Stored items
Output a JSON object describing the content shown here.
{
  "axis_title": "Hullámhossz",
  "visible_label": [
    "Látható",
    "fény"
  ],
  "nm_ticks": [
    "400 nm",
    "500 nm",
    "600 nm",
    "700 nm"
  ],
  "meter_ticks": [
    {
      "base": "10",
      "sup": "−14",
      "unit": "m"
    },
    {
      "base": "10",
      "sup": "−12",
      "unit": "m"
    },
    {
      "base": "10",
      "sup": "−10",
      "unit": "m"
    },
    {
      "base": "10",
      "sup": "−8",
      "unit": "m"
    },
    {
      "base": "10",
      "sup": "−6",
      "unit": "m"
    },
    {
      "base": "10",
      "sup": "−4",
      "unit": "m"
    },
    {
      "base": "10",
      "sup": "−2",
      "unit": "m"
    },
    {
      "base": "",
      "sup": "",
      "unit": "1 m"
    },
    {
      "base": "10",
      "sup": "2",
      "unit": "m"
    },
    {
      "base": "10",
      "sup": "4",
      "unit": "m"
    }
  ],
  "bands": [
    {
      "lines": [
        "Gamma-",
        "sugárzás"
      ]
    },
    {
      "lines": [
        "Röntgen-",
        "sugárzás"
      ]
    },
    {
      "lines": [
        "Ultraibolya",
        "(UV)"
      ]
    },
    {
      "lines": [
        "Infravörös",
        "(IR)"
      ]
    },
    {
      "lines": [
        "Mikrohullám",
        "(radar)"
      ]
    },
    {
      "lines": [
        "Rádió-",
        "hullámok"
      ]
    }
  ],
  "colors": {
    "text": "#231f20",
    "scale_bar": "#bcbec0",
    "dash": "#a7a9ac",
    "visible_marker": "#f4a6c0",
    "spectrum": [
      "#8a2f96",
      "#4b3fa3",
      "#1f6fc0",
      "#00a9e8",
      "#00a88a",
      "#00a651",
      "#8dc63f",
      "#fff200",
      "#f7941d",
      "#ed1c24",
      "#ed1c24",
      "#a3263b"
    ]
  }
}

- **TASK DETAILS**: Write out all records exactly, keeping every detail.

- **TASK ANSWER**:
Output a JSON object describing the content shown here.
{
  "axis_title": "Hullámhossz",
  "visible_label": [
    "Látható",
    "fény"
  ],
  "nm_ticks": [
    "400 nm",
    "500 nm",
    "600 nm",
    "700 nm"
  ],
  "meter_ticks": [
    {
      "base": "10",
      "sup": "−14",
      "unit": "m"
    },
    {
      "base": "10",
      "sup": "−12",
      "unit": "m"
    },
    {
      "base": "10",
      "sup": "−10",
      "unit": "m"
    },
    {
      "base": "10",
      "sup": "−8",
      "unit": "m"
    },
    {
      "base": "10",
      "sup": "−6",
      "unit": "m"
    },
    {
      "base": "10",
      "sup": "−4",
      "unit": "m"
    },
    {
      "base": "10",
      "sup": "−2",
      "unit": "m"
    },
    {
      "base": "",
      "sup": "",
      "unit": "1 m"
    },
    {
      "base": "10",
      "sup": "2",
      "unit": "m"
    },
    {
      "base": "10",
      "sup": "4",
      "unit": "m"
    }
  ],
  "bands": [
    {
      "lines": [
        "Gamma-",
        "sugárzás"
      ]
    },
    {
      "lines": [
        "Röntgen-",
        "sugárzás"
      ]
    },
    {
      "lines": [
        "Ultraibolya",
        "(UV)"
      ]
    },
    {
      "lines": [
        "Infravörös",
        "(IR)"
      ]
    },
    {
      "lines": [
        "Mikrohullám",
        "(radar)"
      ]
    },
    {
      "lines": [
        "Rádió-",
        "hullámok"
      ]
    }
  ],
  "colors": {
    "text": "#231f20",
    "scale_bar": "#bcbec0",
    "dash": "#a7a9ac",
    "visible_marker": "#f4a6c0",
    "spectrum": [
      "#8a2f96",
      "#4b3fa3",
      "#1f6fc0",
      "#00a9e8",
      "#00a88a",
      "#00a651",
      "#8dc63f",
      "#fff200",
      "#f7941d",
      "#ed1c24",
      "#ed1c24",
      "#a3263b"
    ]
  }
}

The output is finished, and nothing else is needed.